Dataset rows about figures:

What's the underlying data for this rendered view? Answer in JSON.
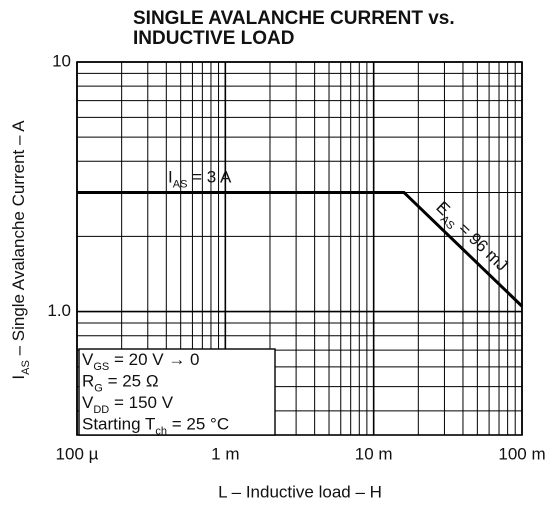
{
  "chart_data": {
    "type": "line",
    "title": [
      "SINGLE AVALANCHE CURRENT vs.",
      "INDUCTIVE LOAD"
    ],
    "x_label": "L – Inductive load – H",
    "y_label": [
      {
        "t": "I"
      },
      {
        "t": "AS",
        "sub": true
      },
      {
        "t": " – Single Avalanche Current – A"
      }
    ],
    "xscale": "log",
    "yscale": "log",
    "grid": true,
    "xlim": [
      0.0001,
      0.1
    ],
    "ylim": [
      0.32,
      10
    ],
    "xticks": [
      {
        "value": 0.0001,
        "label": "100 µ"
      },
      {
        "value": 0.001,
        "label": "1 m"
      },
      {
        "value": 0.01,
        "label": "10 m"
      },
      {
        "value": 0.1,
        "label": "100 m"
      }
    ],
    "yticks": [
      {
        "value": 1,
        "label": "1.0"
      },
      10
    ],
    "xminor": [
      0.0002,
      0.0003,
      0.0004,
      0.0005,
      0.0006,
      0.0007,
      0.0008,
      0.0009,
      0.002,
      0.003,
      0.004,
      0.005,
      0.006,
      0.007,
      0.008,
      0.009,
      0.02,
      0.03,
      0.04,
      0.05,
      0.06,
      0.07,
      0.08,
      0.09
    ],
    "yminor": [
      0.4,
      0.5,
      0.6,
      0.7,
      0.8,
      0.9,
      2,
      3,
      4,
      5,
      6,
      7,
      8,
      9
    ],
    "x": [
      0.0001,
      0.016,
      0.1
    ],
    "series": [
      {
        "name": "IAS",
        "color": "#000000",
        "values": [
          3,
          3,
          1.05
        ]
      }
    ],
    "annotations": {
      "current": [
        {
          "t": "I"
        },
        {
          "t": "AS",
          "sub": true
        },
        {
          "t": " = 3 A"
        }
      ],
      "energy": [
        {
          "t": "E"
        },
        {
          "t": "AS",
          "sub": true
        },
        {
          "t": " = 96 mJ"
        }
      ],
      "conditions": [
        [
          {
            "t": "V"
          },
          {
            "t": "GS",
            "sub": true
          },
          {
            "t": " = 20 V → 0"
          }
        ],
        [
          {
            "t": "R"
          },
          {
            "t": "G",
            "sub": true
          },
          {
            "t": " = 25 Ω"
          }
        ],
        [
          {
            "t": "V"
          },
          {
            "t": "DD",
            "sub": true
          },
          {
            "t": " = 150 V"
          }
        ],
        [
          {
            "t": "Starting T"
          },
          {
            "t": "ch",
            "sub": true
          },
          {
            "t": " = 25 °C"
          }
        ]
      ]
    }
  }
}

TASK BRIEF - Every line should be retyped exactly, with the pictures omitted.

OUTPUT BELOW -
What's the underlying data for this rendered view? Answer in JSON.
{
  "chart_data": {
    "type": "line",
    "title": [
      "SINGLE AVALANCHE CURRENT vs.",
      "INDUCTIVE LOAD"
    ],
    "x_label": "L – Inductive load – H",
    "y_label": [
      {
        "t": "I"
      },
      {
        "t": "AS",
        "sub": true
      },
      {
        "t": " – Single Avalanche Current – A"
      }
    ],
    "xscale": "log",
    "yscale": "log",
    "grid": true,
    "xlim": [
      0.0001,
      0.1
    ],
    "ylim": [
      0.32,
      10
    ],
    "xticks": [
      {
        "value": 0.0001,
        "label": "100 µ"
      },
      {
        "value": 0.001,
        "label": "1 m"
      },
      {
        "value": 0.01,
        "label": "10 m"
      },
      {
        "value": 0.1,
        "label": "100 m"
      }
    ],
    "yticks": [
      {
        "value": 1,
        "label": "1.0"
      },
      10
    ],
    "xminor": [
      0.0002,
      0.0003,
      0.0004,
      0.0005,
      0.0006,
      0.0007,
      0.0008,
      0.0009,
      0.002,
      0.003,
      0.004,
      0.005,
      0.006,
      0.007,
      0.008,
      0.009,
      0.02,
      0.03,
      0.04,
      0.05,
      0.06,
      0.07,
      0.08,
      0.09
    ],
    "yminor": [
      0.4,
      0.5,
      0.6,
      0.7,
      0.8,
      0.9,
      2,
      3,
      4,
      5,
      6,
      7,
      8,
      9
    ],
    "x": [
      0.0001,
      0.016,
      0.1
    ],
    "series": [
      {
        "name": "IAS",
        "color": "#000000",
        "values": [
          3,
          3,
          1.05
        ]
      }
    ],
    "annotations": {
      "current": [
        {
          "t": "I"
        },
        {
          "t": "AS",
          "sub": true
        },
        {
          "t": " = 3 A"
        }
      ],
      "energy": [
        {
          "t": "E"
        },
        {
          "t": "AS",
          "sub": true
        },
        {
          "t": " = 96 mJ"
        }
      ],
      "conditions": [
        [
          {
            "t": "V"
          },
          {
            "t": "GS",
            "sub": true
          },
          {
            "t": " = 20 V → 0"
          }
        ],
        [
          {
            "t": "R"
          },
          {
            "t": "G",
            "sub": true
          },
          {
            "t": " = 25 Ω"
          }
        ],
        [
          {
            "t": "V"
          },
          {
            "t": "DD",
            "sub": true
          },
          {
            "t": " = 150 V"
          }
        ],
        [
          {
            "t": "Starting T"
          },
          {
            "t": "ch",
            "sub": true
          },
          {
            "t": " = 25 °C"
          }
        ]
      ]
    }
  }
}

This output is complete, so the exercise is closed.